---------- Material shown ----------

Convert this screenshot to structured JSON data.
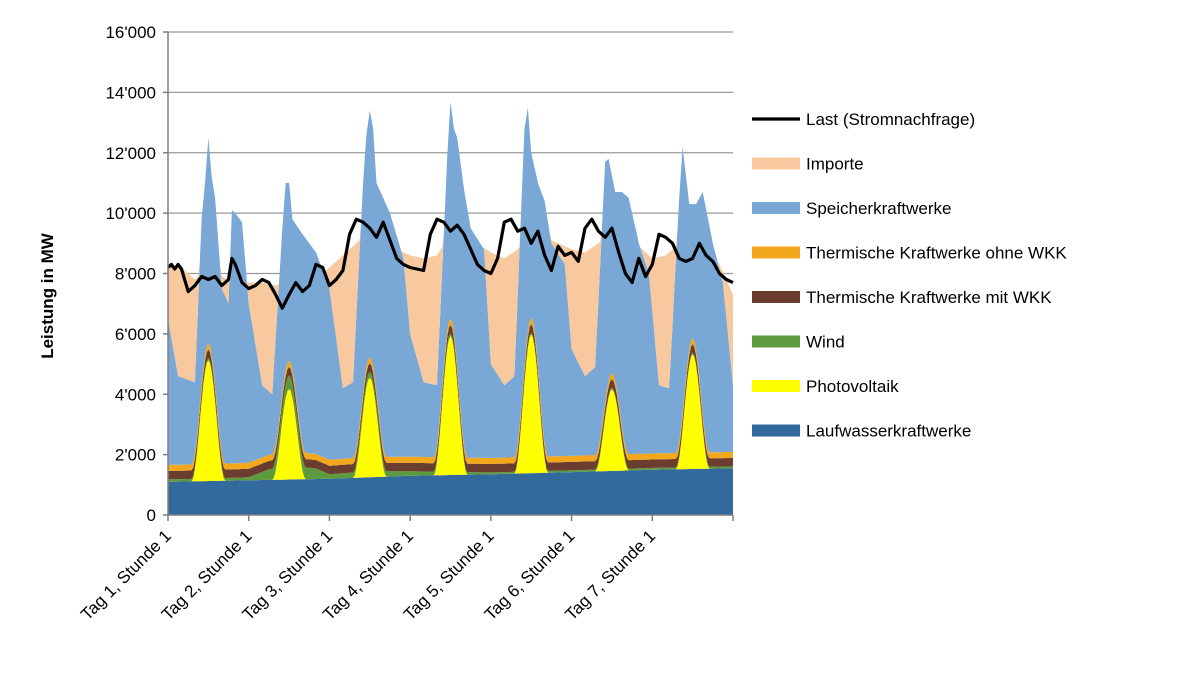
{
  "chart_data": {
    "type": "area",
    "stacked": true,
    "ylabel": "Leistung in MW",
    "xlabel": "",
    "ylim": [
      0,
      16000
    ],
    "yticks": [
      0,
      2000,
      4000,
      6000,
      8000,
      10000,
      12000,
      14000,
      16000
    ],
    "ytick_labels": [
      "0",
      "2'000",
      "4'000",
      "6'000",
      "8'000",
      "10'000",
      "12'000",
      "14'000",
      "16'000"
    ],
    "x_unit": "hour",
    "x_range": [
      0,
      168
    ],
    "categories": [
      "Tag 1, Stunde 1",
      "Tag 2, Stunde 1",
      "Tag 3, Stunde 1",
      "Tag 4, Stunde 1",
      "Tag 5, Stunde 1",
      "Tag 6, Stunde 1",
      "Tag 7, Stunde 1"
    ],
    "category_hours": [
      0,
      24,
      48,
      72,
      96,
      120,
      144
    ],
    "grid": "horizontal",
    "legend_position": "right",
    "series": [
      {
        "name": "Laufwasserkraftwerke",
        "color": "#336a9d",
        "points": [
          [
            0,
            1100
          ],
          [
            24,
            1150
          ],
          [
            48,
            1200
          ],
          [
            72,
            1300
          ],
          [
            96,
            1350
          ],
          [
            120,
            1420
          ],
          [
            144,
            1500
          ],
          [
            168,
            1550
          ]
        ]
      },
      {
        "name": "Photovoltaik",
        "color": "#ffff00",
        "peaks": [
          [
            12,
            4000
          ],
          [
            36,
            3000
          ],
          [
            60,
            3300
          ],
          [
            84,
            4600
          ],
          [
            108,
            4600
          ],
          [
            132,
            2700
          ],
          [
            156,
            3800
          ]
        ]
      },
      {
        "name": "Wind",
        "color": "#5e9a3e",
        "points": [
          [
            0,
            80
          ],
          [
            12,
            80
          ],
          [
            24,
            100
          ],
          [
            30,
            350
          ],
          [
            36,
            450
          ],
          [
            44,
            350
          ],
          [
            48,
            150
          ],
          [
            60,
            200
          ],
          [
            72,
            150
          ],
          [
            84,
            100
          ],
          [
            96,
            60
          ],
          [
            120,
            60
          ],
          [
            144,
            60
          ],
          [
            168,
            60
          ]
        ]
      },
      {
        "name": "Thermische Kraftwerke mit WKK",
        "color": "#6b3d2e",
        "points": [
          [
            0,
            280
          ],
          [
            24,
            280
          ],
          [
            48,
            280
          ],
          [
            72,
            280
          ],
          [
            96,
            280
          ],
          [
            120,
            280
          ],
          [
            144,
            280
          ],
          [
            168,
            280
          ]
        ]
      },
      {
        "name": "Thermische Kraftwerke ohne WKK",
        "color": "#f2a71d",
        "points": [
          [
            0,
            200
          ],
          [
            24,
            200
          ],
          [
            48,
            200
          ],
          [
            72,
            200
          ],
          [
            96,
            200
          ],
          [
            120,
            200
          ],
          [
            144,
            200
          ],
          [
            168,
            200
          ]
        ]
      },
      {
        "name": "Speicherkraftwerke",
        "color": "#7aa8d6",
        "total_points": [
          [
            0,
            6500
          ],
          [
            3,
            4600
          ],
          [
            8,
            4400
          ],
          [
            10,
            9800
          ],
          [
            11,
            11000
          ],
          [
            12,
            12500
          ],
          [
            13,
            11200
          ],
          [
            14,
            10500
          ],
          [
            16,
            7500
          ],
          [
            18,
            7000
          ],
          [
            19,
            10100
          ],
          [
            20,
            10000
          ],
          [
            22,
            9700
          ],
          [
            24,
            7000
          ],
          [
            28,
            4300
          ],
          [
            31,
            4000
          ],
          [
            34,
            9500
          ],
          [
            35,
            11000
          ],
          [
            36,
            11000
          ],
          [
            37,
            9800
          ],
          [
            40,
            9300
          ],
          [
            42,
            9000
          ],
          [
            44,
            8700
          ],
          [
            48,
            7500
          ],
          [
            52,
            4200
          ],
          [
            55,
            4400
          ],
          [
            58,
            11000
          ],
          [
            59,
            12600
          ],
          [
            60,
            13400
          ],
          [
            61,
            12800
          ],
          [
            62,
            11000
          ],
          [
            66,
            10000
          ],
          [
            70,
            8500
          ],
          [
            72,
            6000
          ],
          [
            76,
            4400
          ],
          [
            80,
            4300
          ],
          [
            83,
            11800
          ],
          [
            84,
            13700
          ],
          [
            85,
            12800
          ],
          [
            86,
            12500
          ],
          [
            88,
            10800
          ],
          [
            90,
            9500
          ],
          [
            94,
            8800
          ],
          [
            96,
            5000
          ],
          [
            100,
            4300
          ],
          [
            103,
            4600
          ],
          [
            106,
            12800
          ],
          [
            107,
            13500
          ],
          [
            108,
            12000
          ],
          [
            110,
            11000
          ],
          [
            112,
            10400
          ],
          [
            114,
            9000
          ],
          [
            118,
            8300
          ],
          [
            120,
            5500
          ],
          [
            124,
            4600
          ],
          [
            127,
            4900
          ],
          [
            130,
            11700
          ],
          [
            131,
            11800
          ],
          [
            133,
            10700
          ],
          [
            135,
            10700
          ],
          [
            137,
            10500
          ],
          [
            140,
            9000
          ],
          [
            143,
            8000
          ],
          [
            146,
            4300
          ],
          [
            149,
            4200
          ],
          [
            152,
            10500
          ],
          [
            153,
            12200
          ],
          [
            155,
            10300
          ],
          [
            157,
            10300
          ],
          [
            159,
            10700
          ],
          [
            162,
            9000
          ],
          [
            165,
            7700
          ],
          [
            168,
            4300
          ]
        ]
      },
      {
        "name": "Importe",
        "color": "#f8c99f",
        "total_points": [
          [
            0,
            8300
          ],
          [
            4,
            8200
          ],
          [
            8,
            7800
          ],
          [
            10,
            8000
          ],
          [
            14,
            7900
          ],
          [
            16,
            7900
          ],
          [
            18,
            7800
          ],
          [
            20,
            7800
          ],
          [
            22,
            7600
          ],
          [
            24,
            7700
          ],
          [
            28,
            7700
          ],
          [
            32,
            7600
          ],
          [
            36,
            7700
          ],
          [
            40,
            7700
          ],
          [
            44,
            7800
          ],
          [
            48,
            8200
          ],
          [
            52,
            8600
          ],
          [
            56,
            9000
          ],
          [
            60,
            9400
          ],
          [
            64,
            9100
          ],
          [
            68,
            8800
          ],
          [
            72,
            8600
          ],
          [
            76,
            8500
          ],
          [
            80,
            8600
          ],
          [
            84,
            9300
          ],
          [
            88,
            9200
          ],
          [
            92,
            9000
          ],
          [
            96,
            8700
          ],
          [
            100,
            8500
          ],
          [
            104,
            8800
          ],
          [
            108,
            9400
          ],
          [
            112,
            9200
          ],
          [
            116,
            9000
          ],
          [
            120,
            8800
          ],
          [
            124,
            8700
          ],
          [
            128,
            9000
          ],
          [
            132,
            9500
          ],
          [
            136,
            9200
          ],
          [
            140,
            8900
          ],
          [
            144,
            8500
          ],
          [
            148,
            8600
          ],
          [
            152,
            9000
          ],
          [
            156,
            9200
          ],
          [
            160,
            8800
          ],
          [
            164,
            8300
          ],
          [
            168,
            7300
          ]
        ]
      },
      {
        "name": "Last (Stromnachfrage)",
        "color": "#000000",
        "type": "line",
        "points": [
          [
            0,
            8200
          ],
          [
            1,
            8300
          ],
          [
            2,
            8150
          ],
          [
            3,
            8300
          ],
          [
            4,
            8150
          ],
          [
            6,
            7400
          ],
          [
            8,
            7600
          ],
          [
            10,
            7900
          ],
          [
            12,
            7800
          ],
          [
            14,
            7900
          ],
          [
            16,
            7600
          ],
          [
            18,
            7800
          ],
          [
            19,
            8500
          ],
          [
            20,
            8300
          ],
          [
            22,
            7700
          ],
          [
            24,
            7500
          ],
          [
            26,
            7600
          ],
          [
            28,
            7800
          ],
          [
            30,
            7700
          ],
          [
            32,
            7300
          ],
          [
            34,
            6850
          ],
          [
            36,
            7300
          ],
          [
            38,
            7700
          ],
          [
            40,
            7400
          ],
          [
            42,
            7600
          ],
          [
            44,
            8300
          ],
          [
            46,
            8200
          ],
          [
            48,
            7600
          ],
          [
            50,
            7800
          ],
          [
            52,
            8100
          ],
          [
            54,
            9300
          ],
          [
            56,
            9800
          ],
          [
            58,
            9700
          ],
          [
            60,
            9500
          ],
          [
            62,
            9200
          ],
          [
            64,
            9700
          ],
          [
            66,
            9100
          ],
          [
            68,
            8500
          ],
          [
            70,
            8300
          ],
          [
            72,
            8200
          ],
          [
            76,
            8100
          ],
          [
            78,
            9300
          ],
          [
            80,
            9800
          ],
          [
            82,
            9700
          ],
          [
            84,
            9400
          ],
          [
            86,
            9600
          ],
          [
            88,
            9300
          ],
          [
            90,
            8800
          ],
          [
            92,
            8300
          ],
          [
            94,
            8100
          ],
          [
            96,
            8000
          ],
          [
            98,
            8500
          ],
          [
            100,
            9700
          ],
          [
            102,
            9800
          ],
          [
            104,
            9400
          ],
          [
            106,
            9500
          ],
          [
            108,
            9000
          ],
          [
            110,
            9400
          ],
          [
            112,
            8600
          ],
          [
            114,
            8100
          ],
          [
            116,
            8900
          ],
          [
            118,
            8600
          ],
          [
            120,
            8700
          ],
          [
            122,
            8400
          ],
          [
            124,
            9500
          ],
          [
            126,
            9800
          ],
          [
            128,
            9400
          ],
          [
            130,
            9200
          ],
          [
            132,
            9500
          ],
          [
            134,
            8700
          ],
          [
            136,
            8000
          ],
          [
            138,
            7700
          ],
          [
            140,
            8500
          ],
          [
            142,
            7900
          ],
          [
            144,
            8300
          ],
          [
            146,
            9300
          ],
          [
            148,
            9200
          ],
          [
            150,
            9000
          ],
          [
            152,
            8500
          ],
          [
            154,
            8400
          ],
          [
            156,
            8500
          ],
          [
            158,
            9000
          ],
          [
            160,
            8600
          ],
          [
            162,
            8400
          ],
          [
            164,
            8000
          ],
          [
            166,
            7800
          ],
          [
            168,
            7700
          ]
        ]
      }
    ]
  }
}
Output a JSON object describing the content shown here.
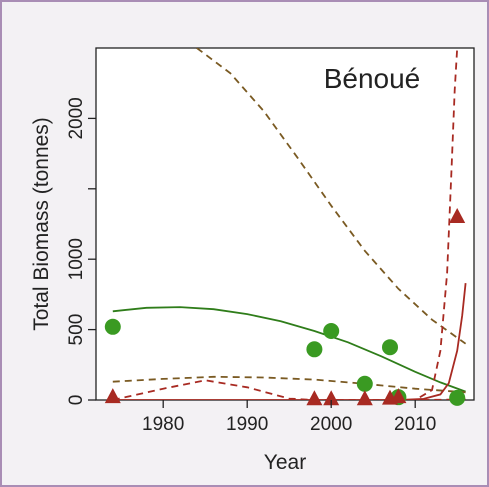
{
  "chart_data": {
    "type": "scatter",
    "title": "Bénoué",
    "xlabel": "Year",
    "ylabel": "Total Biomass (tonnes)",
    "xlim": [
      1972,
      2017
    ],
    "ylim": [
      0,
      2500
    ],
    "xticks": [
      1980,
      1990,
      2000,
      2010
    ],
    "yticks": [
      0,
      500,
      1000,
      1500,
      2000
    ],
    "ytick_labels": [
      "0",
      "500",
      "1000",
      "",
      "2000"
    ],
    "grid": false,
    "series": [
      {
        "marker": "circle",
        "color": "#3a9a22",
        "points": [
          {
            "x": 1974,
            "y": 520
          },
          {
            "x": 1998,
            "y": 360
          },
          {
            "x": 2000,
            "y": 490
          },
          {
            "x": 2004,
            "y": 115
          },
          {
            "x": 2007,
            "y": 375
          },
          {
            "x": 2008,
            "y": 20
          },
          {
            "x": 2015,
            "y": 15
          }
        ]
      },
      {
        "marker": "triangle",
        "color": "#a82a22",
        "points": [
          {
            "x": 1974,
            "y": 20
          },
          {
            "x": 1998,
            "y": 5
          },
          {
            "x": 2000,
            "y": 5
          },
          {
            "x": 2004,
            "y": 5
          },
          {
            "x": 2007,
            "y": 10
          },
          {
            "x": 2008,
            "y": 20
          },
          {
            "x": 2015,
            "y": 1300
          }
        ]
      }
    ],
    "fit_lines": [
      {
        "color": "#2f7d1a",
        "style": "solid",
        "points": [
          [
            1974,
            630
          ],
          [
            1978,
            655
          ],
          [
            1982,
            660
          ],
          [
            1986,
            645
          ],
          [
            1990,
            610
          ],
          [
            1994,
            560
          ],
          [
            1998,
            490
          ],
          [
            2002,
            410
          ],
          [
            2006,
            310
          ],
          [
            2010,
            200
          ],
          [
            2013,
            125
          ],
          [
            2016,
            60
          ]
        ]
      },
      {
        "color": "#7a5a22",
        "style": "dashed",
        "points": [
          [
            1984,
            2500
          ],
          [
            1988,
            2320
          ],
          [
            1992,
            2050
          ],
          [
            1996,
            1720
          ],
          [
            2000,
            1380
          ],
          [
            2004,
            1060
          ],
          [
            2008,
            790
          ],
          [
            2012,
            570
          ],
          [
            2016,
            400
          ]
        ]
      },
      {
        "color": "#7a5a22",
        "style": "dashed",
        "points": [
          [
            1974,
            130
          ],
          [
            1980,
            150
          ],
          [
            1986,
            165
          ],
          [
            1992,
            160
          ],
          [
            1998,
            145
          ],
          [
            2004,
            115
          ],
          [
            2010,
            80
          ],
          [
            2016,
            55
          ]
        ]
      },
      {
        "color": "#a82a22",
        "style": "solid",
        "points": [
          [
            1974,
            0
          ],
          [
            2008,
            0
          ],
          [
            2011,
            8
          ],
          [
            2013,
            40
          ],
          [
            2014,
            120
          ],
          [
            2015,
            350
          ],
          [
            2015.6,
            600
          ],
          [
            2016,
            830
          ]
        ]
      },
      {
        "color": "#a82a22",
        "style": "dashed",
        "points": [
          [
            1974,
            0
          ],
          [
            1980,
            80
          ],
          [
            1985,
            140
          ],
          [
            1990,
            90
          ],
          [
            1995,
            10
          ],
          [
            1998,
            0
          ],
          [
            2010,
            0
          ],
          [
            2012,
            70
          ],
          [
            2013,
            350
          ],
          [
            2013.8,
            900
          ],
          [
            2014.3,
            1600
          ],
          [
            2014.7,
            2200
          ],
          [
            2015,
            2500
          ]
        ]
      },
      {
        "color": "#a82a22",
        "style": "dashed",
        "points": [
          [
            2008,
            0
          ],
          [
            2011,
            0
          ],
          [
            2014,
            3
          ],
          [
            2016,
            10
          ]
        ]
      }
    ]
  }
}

----------

### Given exercise:
Locate all lines in the listing above with the word "JSON". Copy them.

### In response:
Convert this screenshot to structured JSON data.
Output a JSON object describing the content shown here.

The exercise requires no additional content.